> [Prompt]:
Reproduce each line exactly, including spacing and punctuation.

Entries from a dataset:
↓↓↓

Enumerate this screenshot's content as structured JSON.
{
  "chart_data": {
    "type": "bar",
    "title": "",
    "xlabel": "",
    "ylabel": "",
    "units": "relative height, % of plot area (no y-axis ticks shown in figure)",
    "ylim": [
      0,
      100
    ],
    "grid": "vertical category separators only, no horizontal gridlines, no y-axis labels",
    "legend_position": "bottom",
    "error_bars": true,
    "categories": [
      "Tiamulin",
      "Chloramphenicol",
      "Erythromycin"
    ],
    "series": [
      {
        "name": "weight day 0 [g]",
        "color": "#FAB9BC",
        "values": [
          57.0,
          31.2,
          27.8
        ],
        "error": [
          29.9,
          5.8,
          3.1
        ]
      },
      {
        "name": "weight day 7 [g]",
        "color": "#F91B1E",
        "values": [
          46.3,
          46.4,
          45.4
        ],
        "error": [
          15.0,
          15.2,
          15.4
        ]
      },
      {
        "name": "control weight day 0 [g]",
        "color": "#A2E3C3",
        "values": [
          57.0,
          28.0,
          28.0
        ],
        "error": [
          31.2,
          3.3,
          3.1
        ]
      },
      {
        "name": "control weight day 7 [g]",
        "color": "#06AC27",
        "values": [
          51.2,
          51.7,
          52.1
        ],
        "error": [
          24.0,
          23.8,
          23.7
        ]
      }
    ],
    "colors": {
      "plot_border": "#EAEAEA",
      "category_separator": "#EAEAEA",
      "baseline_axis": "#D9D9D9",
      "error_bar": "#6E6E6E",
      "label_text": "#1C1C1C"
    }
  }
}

↑↑↑

> [The answer]:
Enumerate this screenshot's content as structured JSON.
{
  "chart_data": {
    "type": "bar",
    "title": "",
    "xlabel": "",
    "ylabel": "",
    "units": "relative height, % of plot area (no y-axis ticks shown in figure)",
    "ylim": [
      0,
      100
    ],
    "grid": "vertical category separators only, no horizontal gridlines, no y-axis labels",
    "legend_position": "bottom",
    "error_bars": true,
    "categories": [
      "Tiamulin",
      "Chloramphenicol",
      "Erythromycin"
    ],
    "series": [
      {
        "name": "weight day 0 [g]",
        "color": "#FAB9BC",
        "values": [
          57.0,
          31.2,
          27.8
        ],
        "error": [
          29.9,
          5.8,
          3.1
        ]
      },
      {
        "name": "weight day 7 [g]",
        "color": "#F91B1E",
        "values": [
          46.3,
          46.4,
          45.4
        ],
        "error": [
          15.0,
          15.2,
          15.4
        ]
      },
      {
        "name": "control weight day 0 [g]",
        "color": "#A2E3C3",
        "values": [
          57.0,
          28.0,
          28.0
        ],
        "error": [
          31.2,
          3.3,
          3.1
        ]
      },
      {
        "name": "control weight day 7 [g]",
        "color": "#06AC27",
        "values": [
          51.2,
          51.7,
          52.1
        ],
        "error": [
          24.0,
          23.8,
          23.7
        ]
      }
    ],
    "colors": {
      "plot_border": "#EAEAEA",
      "category_separator": "#EAEAEA",
      "baseline_axis": "#D9D9D9",
      "error_bar": "#6E6E6E",
      "label_text": "#1C1C1C"
    }
  }
}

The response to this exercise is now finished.